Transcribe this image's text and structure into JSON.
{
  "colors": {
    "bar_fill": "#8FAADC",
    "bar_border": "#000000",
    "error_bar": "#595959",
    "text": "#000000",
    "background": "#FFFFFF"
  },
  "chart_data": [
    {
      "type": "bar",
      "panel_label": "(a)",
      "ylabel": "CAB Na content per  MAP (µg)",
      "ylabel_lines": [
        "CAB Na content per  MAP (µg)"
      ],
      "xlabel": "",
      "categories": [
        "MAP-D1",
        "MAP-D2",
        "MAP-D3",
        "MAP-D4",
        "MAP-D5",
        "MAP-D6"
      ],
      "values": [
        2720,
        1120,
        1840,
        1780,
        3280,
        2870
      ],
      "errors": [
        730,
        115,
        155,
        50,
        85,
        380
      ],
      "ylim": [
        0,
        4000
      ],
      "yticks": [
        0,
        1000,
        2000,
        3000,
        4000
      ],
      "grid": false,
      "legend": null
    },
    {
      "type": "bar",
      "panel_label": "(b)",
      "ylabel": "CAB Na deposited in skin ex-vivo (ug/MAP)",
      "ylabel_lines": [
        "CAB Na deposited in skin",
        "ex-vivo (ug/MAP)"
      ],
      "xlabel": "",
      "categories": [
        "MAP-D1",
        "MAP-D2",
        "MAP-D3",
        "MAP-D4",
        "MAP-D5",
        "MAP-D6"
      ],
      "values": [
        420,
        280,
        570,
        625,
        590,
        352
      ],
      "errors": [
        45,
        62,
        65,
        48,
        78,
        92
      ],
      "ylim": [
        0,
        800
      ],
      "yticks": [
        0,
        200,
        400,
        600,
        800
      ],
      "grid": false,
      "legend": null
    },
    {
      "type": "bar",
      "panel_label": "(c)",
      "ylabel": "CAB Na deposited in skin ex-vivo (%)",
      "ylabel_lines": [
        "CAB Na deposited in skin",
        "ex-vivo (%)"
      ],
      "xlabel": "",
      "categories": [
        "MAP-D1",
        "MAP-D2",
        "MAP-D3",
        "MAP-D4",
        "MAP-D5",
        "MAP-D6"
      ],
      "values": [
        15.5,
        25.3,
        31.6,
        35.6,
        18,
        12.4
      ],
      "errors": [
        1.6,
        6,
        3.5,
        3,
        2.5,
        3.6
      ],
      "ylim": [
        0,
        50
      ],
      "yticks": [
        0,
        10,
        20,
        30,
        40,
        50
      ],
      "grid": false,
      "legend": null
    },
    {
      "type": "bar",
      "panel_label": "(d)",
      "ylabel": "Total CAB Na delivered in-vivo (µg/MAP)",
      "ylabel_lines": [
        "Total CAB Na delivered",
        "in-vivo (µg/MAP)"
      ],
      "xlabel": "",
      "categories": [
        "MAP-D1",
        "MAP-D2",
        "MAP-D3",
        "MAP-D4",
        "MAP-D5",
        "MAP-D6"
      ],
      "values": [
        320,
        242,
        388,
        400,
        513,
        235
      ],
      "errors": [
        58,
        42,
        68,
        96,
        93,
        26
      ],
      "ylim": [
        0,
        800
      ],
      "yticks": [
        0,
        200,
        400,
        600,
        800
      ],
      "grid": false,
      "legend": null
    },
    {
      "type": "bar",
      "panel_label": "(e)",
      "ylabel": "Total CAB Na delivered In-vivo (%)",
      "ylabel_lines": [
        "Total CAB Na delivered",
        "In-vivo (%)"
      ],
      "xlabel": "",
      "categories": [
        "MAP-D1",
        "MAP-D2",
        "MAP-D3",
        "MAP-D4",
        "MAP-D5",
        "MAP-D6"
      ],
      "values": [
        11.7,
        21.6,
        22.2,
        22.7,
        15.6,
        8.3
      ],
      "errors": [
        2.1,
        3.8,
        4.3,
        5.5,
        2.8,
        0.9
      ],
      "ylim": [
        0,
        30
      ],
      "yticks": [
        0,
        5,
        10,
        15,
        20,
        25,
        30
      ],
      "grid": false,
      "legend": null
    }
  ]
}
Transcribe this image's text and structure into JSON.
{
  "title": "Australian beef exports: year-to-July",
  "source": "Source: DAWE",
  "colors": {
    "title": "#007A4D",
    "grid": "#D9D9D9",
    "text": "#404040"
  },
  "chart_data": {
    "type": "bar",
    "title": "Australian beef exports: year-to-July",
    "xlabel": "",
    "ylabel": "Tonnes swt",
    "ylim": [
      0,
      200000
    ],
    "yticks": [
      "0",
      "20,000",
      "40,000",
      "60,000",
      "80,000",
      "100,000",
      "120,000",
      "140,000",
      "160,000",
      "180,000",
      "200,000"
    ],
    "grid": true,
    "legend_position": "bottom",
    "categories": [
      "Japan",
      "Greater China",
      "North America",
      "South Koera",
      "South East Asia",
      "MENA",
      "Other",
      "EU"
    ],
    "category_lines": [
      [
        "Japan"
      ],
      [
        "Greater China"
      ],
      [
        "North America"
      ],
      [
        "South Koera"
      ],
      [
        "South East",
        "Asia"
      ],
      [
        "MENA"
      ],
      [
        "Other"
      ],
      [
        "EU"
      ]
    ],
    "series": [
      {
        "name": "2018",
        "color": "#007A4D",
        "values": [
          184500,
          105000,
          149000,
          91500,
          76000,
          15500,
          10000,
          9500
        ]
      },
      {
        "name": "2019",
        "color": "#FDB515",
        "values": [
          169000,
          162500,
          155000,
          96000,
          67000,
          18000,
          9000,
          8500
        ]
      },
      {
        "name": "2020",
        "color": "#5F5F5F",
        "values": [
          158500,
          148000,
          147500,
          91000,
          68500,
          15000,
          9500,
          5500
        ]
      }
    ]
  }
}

....

SET TASK → Check each line of the records for the word "exports", and show the lines that contain it.

TASK ANSWER →
  "title": "Australian beef exports: year-to-July",
    "title": "Australian beef exports: year-to-July",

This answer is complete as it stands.